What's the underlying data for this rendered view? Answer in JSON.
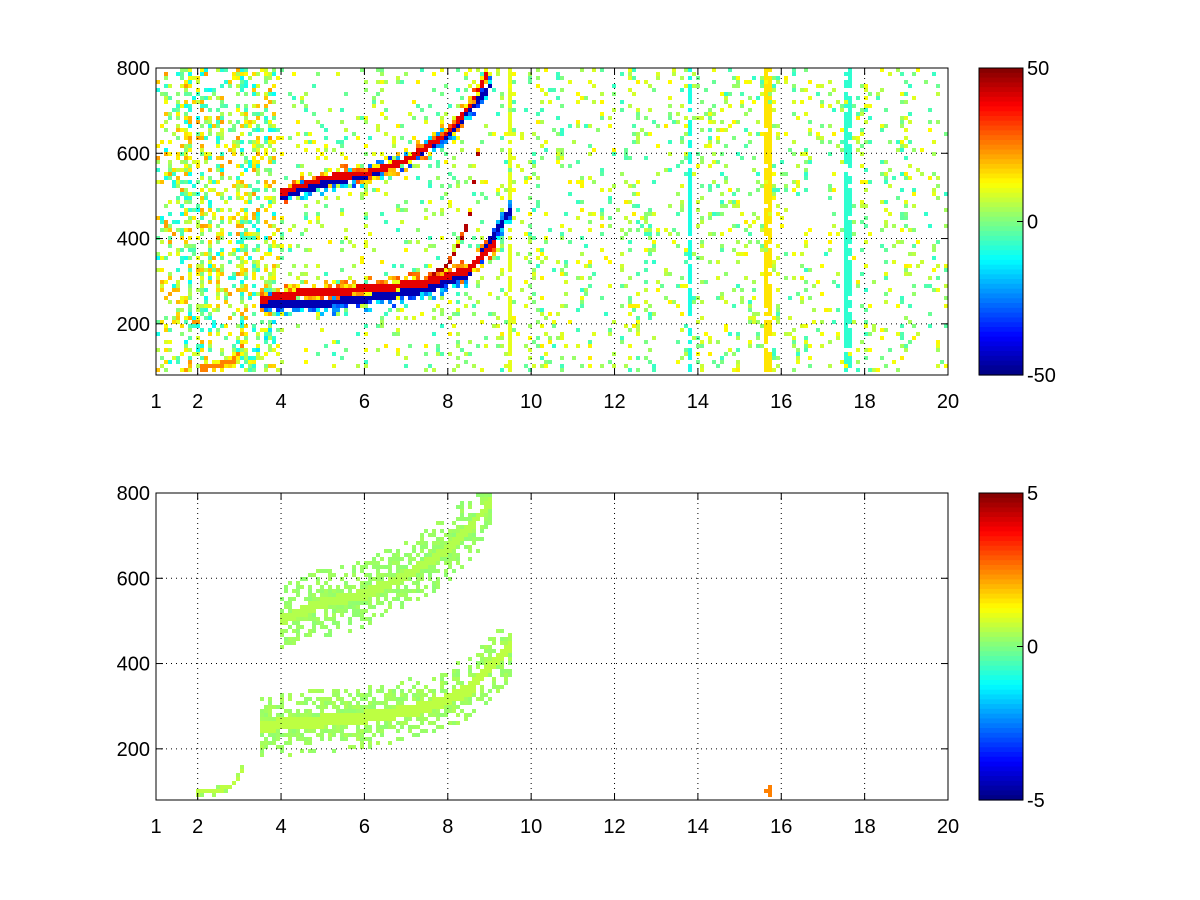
{
  "chart_data": [
    {
      "type": "heatmap",
      "title": "",
      "xlabel": "",
      "ylabel": "",
      "xlim": [
        1,
        20
      ],
      "ylim": [
        80,
        800
      ],
      "xticks": [
        1,
        2,
        4,
        6,
        8,
        10,
        12,
        14,
        16,
        18,
        20
      ],
      "xtick_labels": [
        "1",
        "2",
        "4",
        "6",
        "8",
        "10",
        "12",
        "14",
        "16",
        "18",
        "20"
      ],
      "yticks": [
        200,
        400,
        600,
        800
      ],
      "ytick_labels": [
        "200",
        "400",
        "600",
        "800"
      ],
      "grid": "dotted",
      "colormap": "jet",
      "colorbar": {
        "min": -50,
        "max": 50,
        "ticks": [
          50,
          0,
          -50
        ],
        "tick_labels": [
          "50",
          "0",
          "-50"
        ]
      },
      "features": [
        {
          "kind": "band",
          "x": [
            3.5,
            4.5,
            5.5,
            6.5,
            7.5,
            8.5,
            9.2
          ],
          "y": [
            250,
            265,
            270,
            278,
            290,
            320,
            390
          ],
          "value": 40,
          "width": 26,
          "thickness": 5
        },
        {
          "kind": "band",
          "x": [
            3.5,
            4.5,
            5.5,
            6.5,
            7.5,
            8.5,
            9.5
          ],
          "y": [
            240,
            240,
            245,
            258,
            275,
            310,
            460
          ],
          "value": -45,
          "width": 28,
          "thickness": 5
        },
        {
          "kind": "band",
          "x": [
            4.0,
            5.0,
            6.0,
            7.0,
            8.0,
            8.5,
            9.0
          ],
          "y": [
            500,
            535,
            545,
            575,
            640,
            700,
            790
          ],
          "value": 40,
          "width": 26,
          "thickness": 4
        },
        {
          "kind": "band",
          "x": [
            4.0,
            5.0,
            6.0,
            7.0,
            8.0,
            8.5,
            9.1
          ],
          "y": [
            490,
            520,
            540,
            575,
            635,
            690,
            760
          ],
          "value": -45,
          "width": 24,
          "thickness": 4
        },
        {
          "kind": "band",
          "x": [
            7.5,
            8.0,
            8.5,
            8.8
          ],
          "y": [
            300,
            330,
            430,
            650
          ],
          "value": 45,
          "width": 10,
          "thickness": 3
        },
        {
          "kind": "band",
          "x": [
            2.1,
            2.5,
            2.9,
            3.1
          ],
          "y": [
            90,
            95,
            110,
            150
          ],
          "value": 25,
          "width": 16,
          "thickness": 4
        },
        {
          "kind": "band",
          "x": [
            3.3,
            3.6,
            4.0
          ],
          "y": [
            110,
            155,
            230
          ],
          "value": -15,
          "width": 8,
          "thickness": 2
        }
      ],
      "stripes": [
        {
          "x": 15.7,
          "value": 15
        },
        {
          "x": 17.6,
          "value": -8
        },
        {
          "x": 13.8,
          "value": -10
        },
        {
          "x": 9.5,
          "value": 10
        }
      ]
    },
    {
      "type": "heatmap",
      "title": "",
      "xlabel": "",
      "ylabel": "",
      "xlim": [
        1,
        20
      ],
      "ylim": [
        80,
        800
      ],
      "xticks": [
        1,
        2,
        4,
        6,
        8,
        10,
        12,
        14,
        16,
        18,
        20
      ],
      "xtick_labels": [
        "1",
        "2",
        "4",
        "6",
        "8",
        "10",
        "12",
        "14",
        "16",
        "18",
        "20"
      ],
      "yticks": [
        200,
        400,
        600,
        800
      ],
      "ytick_labels": [
        "200",
        "400",
        "600",
        "800"
      ],
      "grid": "dotted",
      "colormap": "jet",
      "colorbar": {
        "min": -5,
        "max": 5,
        "ticks": [
          5,
          0,
          -5
        ],
        "tick_labels": [
          "5",
          "0",
          "-5"
        ]
      },
      "features": [
        {
          "kind": "band",
          "x": [
            3.5,
            4.5,
            5.5,
            6.5,
            7.5,
            8.5,
            9.5
          ],
          "y": [
            245,
            255,
            262,
            272,
            290,
            330,
            430
          ],
          "value": 0.6,
          "width": 75,
          "thickness": 8
        },
        {
          "kind": "band",
          "x": [
            4.0,
            5.0,
            6.0,
            7.0,
            8.0,
            8.5,
            9.1
          ],
          "y": [
            495,
            535,
            555,
            600,
            660,
            710,
            780
          ],
          "value": 0.5,
          "width": 80,
          "thickness": 7
        },
        {
          "kind": "band",
          "x": [
            2.0,
            2.5,
            2.9,
            3.1
          ],
          "y": [
            90,
            95,
            110,
            150
          ],
          "value": 0.6,
          "width": 10,
          "thickness": 3
        }
      ],
      "stripes": [
        {
          "x": 15.7,
          "value": 2.5,
          "ymax": 110
        }
      ]
    }
  ]
}
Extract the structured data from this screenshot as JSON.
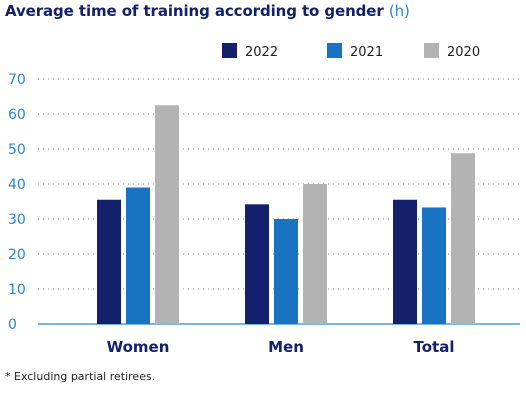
{
  "colors": {
    "series_2022": "#13206b",
    "series_2021": "#1874c2",
    "series_2020": "#b3b3b3",
    "title": "#13206b",
    "title_unit": "#2f86c8",
    "axis_text": "#2f86c8",
    "category_text": "#13206b",
    "grid": "#8a8a8a",
    "axis_line": "#2f86c8"
  },
  "chart_data": {
    "type": "bar",
    "title": "Average time of training according to gender",
    "title_unit": "(h)",
    "xlabel": "",
    "ylabel": "",
    "categories": [
      "Women",
      "Men",
      "Total"
    ],
    "series": [
      {
        "name": "2022",
        "values": [
          35.5,
          34.2,
          35.5
        ]
      },
      {
        "name": "2021",
        "values": [
          39.0,
          30.0,
          33.3
        ]
      },
      {
        "name": "2020",
        "values": [
          62.5,
          40.0,
          48.8
        ]
      }
    ],
    "ylim": [
      0,
      70
    ],
    "yticks": [
      0,
      10,
      20,
      30,
      40,
      50,
      60,
      70
    ],
    "grid": "horizontal dotted",
    "legend_position": "top-right"
  },
  "footnote": "* Excluding partial retirees."
}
+---+
DIRECTIONS FOR THIS TASK:
Images in the records should not be copied. Repeat all the rest exactly.

RESPONSE TO THIS TASK:
What's the underlying data for this rendered view? Answer in JSON.
{
  "chart_data": [
    {
      "type": "heatmap",
      "title": "",
      "xlabel": "",
      "ylabel": "",
      "xlim": [
        1,
        20
      ],
      "ylim": [
        80,
        800
      ],
      "xticks": [
        1,
        2,
        4,
        6,
        8,
        10,
        12,
        14,
        16,
        18,
        20
      ],
      "xtick_labels": [
        "1",
        "2",
        "4",
        "6",
        "8",
        "10",
        "12",
        "14",
        "16",
        "18",
        "20"
      ],
      "yticks": [
        200,
        400,
        600,
        800
      ],
      "ytick_labels": [
        "200",
        "400",
        "600",
        "800"
      ],
      "grid": "dotted",
      "colormap": "jet",
      "colorbar": {
        "min": -50,
        "max": 50,
        "ticks": [
          50,
          0,
          -50
        ],
        "tick_labels": [
          "50",
          "0",
          "-50"
        ]
      },
      "features": [
        {
          "kind": "band",
          "x": [
            3.5,
            4.5,
            5.5,
            6.5,
            7.5,
            8.5,
            9.2
          ],
          "y": [
            250,
            265,
            270,
            278,
            290,
            320,
            390
          ],
          "value": 40,
          "width": 26,
          "thickness": 5
        },
        {
          "kind": "band",
          "x": [
            3.5,
            4.5,
            5.5,
            6.5,
            7.5,
            8.5,
            9.5
          ],
          "y": [
            240,
            240,
            245,
            258,
            275,
            310,
            460
          ],
          "value": -45,
          "width": 28,
          "thickness": 5
        },
        {
          "kind": "band",
          "x": [
            4.0,
            5.0,
            6.0,
            7.0,
            8.0,
            8.5,
            9.0
          ],
          "y": [
            500,
            535,
            545,
            575,
            640,
            700,
            790
          ],
          "value": 40,
          "width": 26,
          "thickness": 4
        },
        {
          "kind": "band",
          "x": [
            4.0,
            5.0,
            6.0,
            7.0,
            8.0,
            8.5,
            9.1
          ],
          "y": [
            490,
            520,
            540,
            575,
            635,
            690,
            760
          ],
          "value": -45,
          "width": 24,
          "thickness": 4
        },
        {
          "kind": "band",
          "x": [
            7.5,
            8.0,
            8.5,
            8.8
          ],
          "y": [
            300,
            330,
            430,
            650
          ],
          "value": 45,
          "width": 10,
          "thickness": 3
        },
        {
          "kind": "band",
          "x": [
            2.1,
            2.5,
            2.9,
            3.1
          ],
          "y": [
            90,
            95,
            110,
            150
          ],
          "value": 25,
          "width": 16,
          "thickness": 4
        },
        {
          "kind": "band",
          "x": [
            3.3,
            3.6,
            4.0
          ],
          "y": [
            110,
            155,
            230
          ],
          "value": -15,
          "width": 8,
          "thickness": 2
        }
      ],
      "stripes": [
        {
          "x": 15.7,
          "value": 15
        },
        {
          "x": 17.6,
          "value": -8
        },
        {
          "x": 13.8,
          "value": -10
        },
        {
          "x": 9.5,
          "value": 10
        }
      ]
    },
    {
      "type": "heatmap",
      "title": "",
      "xlabel": "",
      "ylabel": "",
      "xlim": [
        1,
        20
      ],
      "ylim": [
        80,
        800
      ],
      "xticks": [
        1,
        2,
        4,
        6,
        8,
        10,
        12,
        14,
        16,
        18,
        20
      ],
      "xtick_labels": [
        "1",
        "2",
        "4",
        "6",
        "8",
        "10",
        "12",
        "14",
        "16",
        "18",
        "20"
      ],
      "yticks": [
        200,
        400,
        600,
        800
      ],
      "ytick_labels": [
        "200",
        "400",
        "600",
        "800"
      ],
      "grid": "dotted",
      "colormap": "jet",
      "colorbar": {
        "min": -5,
        "max": 5,
        "ticks": [
          5,
          0,
          -5
        ],
        "tick_labels": [
          "5",
          "0",
          "-5"
        ]
      },
      "features": [
        {
          "kind": "band",
          "x": [
            3.5,
            4.5,
            5.5,
            6.5,
            7.5,
            8.5,
            9.5
          ],
          "y": [
            245,
            255,
            262,
            272,
            290,
            330,
            430
          ],
          "value": 0.6,
          "width": 75,
          "thickness": 8
        },
        {
          "kind": "band",
          "x": [
            4.0,
            5.0,
            6.0,
            7.0,
            8.0,
            8.5,
            9.1
          ],
          "y": [
            495,
            535,
            555,
            600,
            660,
            710,
            780
          ],
          "value": 0.5,
          "width": 80,
          "thickness": 7
        },
        {
          "kind": "band",
          "x": [
            2.0,
            2.5,
            2.9,
            3.1
          ],
          "y": [
            90,
            95,
            110,
            150
          ],
          "value": 0.6,
          "width": 10,
          "thickness": 3
        }
      ],
      "stripes": [
        {
          "x": 15.7,
          "value": 2.5,
          "ymax": 110
        }
      ]
    }
  ]
}
Extract the structured data from this screenshot as JSON.
{
  "colors": {
    "series_2022": "#13206b",
    "series_2021": "#1874c2",
    "series_2020": "#b3b3b3",
    "title": "#13206b",
    "title_unit": "#2f86c8",
    "axis_text": "#2f86c8",
    "category_text": "#13206b",
    "grid": "#8a8a8a",
    "axis_line": "#2f86c8"
  },
  "chart_data": {
    "type": "bar",
    "title": "Average time of training according to gender",
    "title_unit": "(h)",
    "xlabel": "",
    "ylabel": "",
    "categories": [
      "Women",
      "Men",
      "Total"
    ],
    "series": [
      {
        "name": "2022",
        "values": [
          35.5,
          34.2,
          35.5
        ]
      },
      {
        "name": "2021",
        "values": [
          39.0,
          30.0,
          33.3
        ]
      },
      {
        "name": "2020",
        "values": [
          62.5,
          40.0,
          48.8
        ]
      }
    ],
    "ylim": [
      0,
      70
    ],
    "yticks": [
      0,
      10,
      20,
      30,
      40,
      50,
      60,
      70
    ],
    "grid": "horizontal dotted",
    "legend_position": "top-right"
  },
  "footnote": "* Excluding partial retirees."
}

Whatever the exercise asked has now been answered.